# [AIM OF THE TASK]
Repeat the listing in full, exactly as it stands.
----
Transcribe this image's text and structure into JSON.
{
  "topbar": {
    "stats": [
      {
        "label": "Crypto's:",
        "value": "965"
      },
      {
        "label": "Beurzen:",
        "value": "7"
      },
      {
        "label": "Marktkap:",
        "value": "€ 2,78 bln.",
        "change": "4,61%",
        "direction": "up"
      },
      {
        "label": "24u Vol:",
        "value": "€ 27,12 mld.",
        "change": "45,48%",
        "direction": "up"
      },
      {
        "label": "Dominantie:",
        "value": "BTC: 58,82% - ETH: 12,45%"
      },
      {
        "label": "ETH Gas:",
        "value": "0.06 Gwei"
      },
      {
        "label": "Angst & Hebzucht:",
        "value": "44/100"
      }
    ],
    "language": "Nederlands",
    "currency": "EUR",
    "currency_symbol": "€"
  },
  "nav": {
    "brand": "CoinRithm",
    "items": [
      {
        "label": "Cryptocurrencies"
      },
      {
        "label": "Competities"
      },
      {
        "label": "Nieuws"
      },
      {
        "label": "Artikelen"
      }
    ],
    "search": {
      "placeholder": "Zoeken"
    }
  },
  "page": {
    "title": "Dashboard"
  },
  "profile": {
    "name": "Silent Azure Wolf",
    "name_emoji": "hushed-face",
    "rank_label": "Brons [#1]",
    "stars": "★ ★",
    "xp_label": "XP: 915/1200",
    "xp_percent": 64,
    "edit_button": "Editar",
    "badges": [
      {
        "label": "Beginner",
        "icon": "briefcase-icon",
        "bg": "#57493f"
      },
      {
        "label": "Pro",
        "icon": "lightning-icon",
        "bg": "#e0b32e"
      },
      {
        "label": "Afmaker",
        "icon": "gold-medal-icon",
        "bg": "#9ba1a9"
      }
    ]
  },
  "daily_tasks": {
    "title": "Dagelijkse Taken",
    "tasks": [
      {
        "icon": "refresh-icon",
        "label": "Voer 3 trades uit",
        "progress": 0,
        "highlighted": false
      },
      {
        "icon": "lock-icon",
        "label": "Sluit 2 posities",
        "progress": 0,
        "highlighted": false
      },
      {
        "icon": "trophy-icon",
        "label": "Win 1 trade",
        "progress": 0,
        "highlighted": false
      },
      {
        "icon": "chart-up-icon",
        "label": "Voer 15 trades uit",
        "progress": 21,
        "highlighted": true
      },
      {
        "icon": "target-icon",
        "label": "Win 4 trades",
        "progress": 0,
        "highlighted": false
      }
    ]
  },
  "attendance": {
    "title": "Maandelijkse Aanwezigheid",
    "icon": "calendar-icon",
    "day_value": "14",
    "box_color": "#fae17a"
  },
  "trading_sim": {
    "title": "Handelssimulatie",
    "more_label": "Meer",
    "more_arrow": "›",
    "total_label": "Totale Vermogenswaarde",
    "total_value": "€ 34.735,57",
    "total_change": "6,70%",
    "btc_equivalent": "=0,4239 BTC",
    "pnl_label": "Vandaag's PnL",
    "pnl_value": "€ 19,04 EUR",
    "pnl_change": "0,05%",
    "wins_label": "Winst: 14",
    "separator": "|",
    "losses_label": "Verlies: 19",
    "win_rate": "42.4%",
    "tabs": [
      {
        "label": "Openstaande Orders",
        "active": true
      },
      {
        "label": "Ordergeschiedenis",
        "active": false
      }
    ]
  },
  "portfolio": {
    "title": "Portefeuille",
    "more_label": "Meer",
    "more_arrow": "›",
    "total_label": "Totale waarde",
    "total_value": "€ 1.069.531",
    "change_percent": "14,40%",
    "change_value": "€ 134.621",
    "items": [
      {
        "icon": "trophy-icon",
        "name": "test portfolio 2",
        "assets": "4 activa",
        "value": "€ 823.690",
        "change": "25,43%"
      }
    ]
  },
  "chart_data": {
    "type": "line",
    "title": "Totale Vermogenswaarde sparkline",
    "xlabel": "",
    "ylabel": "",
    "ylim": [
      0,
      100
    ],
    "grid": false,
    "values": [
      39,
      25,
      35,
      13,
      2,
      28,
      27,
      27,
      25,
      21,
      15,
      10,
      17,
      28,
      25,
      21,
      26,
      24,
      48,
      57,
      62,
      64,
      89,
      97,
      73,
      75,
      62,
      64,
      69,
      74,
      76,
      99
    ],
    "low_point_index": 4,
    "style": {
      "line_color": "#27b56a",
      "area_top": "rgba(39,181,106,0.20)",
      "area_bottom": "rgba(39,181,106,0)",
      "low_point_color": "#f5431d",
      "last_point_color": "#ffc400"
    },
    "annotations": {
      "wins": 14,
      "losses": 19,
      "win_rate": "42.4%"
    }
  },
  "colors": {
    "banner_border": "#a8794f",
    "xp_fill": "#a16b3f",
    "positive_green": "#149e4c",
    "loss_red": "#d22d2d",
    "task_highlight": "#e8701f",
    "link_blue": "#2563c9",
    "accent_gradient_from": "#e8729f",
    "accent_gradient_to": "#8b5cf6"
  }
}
----
# [RESULT OF THE EXERCISE]
Transcribe this image's text and structure into JSON.
{
  "topbar": {
    "stats": [
      {
        "label": "Crypto's:",
        "value": "965"
      },
      {
        "label": "Beurzen:",
        "value": "7"
      },
      {
        "label": "Marktkap:",
        "value": "€ 2,78 bln.",
        "change": "4,61%",
        "direction": "up"
      },
      {
        "label": "24u Vol:",
        "value": "€ 27,12 mld.",
        "change": "45,48%",
        "direction": "up"
      },
      {
        "label": "Dominantie:",
        "value": "BTC: 58,82% - ETH: 12,45%"
      },
      {
        "label": "ETH Gas:",
        "value": "0.06 Gwei"
      },
      {
        "label": "Angst & Hebzucht:",
        "value": "44/100"
      }
    ],
    "language": "Nederlands",
    "currency": "EUR",
    "currency_symbol": "€"
  },
  "nav": {
    "brand": "CoinRithm",
    "items": [
      {
        "label": "Cryptocurrencies"
      },
      {
        "label": "Competities"
      },
      {
        "label": "Nieuws"
      },
      {
        "label": "Artikelen"
      }
    ],
    "search": {
      "placeholder": "Zoeken"
    }
  },
  "page": {
    "title": "Dashboard"
  },
  "profile": {
    "name": "Silent Azure Wolf",
    "name_emoji": "hushed-face",
    "rank_label": "Brons [#1]",
    "stars": "★ ★",
    "xp_label": "XP: 915/1200",
    "xp_percent": 64,
    "edit_button": "Editar",
    "badges": [
      {
        "label": "Beginner",
        "icon": "briefcase-icon",
        "bg": "#57493f"
      },
      {
        "label": "Pro",
        "icon": "lightning-icon",
        "bg": "#e0b32e"
      },
      {
        "label": "Afmaker",
        "icon": "gold-medal-icon",
        "bg": "#9ba1a9"
      }
    ]
  },
  "daily_tasks": {
    "title": "Dagelijkse Taken",
    "tasks": [
      {
        "icon": "refresh-icon",
        "label": "Voer 3 trades uit",
        "progress": 0,
        "highlighted": false
      },
      {
        "icon": "lock-icon",
        "label": "Sluit 2 posities",
        "progress": 0,
        "highlighted": false
      },
      {
        "icon": "trophy-icon",
        "label": "Win 1 trade",
        "progress": 0,
        "highlighted": false
      },
      {
        "icon": "chart-up-icon",
        "label": "Voer 15 trades uit",
        "progress": 21,
        "highlighted": true
      },
      {
        "icon": "target-icon",
        "label": "Win 4 trades",
        "progress": 0,
        "highlighted": false
      }
    ]
  },
  "attendance": {
    "title": "Maandelijkse Aanwezigheid",
    "icon": "calendar-icon",
    "day_value": "14",
    "box_color": "#fae17a"
  },
  "trading_sim": {
    "title": "Handelssimulatie",
    "more_label": "Meer",
    "more_arrow": "›",
    "total_label": "Totale Vermogenswaarde",
    "total_value": "€ 34.735,57",
    "total_change": "6,70%",
    "btc_equivalent": "=0,4239 BTC",
    "pnl_label": "Vandaag's PnL",
    "pnl_value": "€ 19,04 EUR",
    "pnl_change": "0,05%",
    "wins_label": "Winst: 14",
    "separator": "|",
    "losses_label": "Verlies: 19",
    "win_rate": "42.4%",
    "tabs": [
      {
        "label": "Openstaande Orders",
        "active": true
      },
      {
        "label": "Ordergeschiedenis",
        "active": false
      }
    ]
  },
  "portfolio": {
    "title": "Portefeuille",
    "more_label": "Meer",
    "more_arrow": "›",
    "total_label": "Totale waarde",
    "total_value": "€ 1.069.531",
    "change_percent": "14,40%",
    "change_value": "€ 134.621",
    "items": [
      {
        "icon": "trophy-icon",
        "name": "test portfolio 2",
        "assets": "4 activa",
        "value": "€ 823.690",
        "change": "25,43%"
      }
    ]
  },
  "chart_data": {
    "type": "line",
    "title": "Totale Vermogenswaarde sparkline",
    "xlabel": "",
    "ylabel": "",
    "ylim": [
      0,
      100
    ],
    "grid": false,
    "values": [
      39,
      25,
      35,
      13,
      2,
      28,
      27,
      27,
      25,
      21,
      15,
      10,
      17,
      28,
      25,
      21,
      26,
      24,
      48,
      57,
      62,
      64,
      89,
      97,
      73,
      75,
      62,
      64,
      69,
      74,
      76,
      99
    ],
    "low_point_index": 4,
    "style": {
      "line_color": "#27b56a",
      "area_top": "rgba(39,181,106,0.20)",
      "area_bottom": "rgba(39,181,106,0)",
      "low_point_color": "#f5431d",
      "last_point_color": "#ffc400"
    },
    "annotations": {
      "wins": 14,
      "losses": 19,
      "win_rate": "42.4%"
    }
  },
  "colors": {
    "banner_border": "#a8794f",
    "xp_fill": "#a16b3f",
    "positive_green": "#149e4c",
    "loss_red": "#d22d2d",
    "task_highlight": "#e8701f",
    "link_blue": "#2563c9",
    "accent_gradient_from": "#e8729f",
    "accent_gradient_to": "#8b5cf6"
  }
}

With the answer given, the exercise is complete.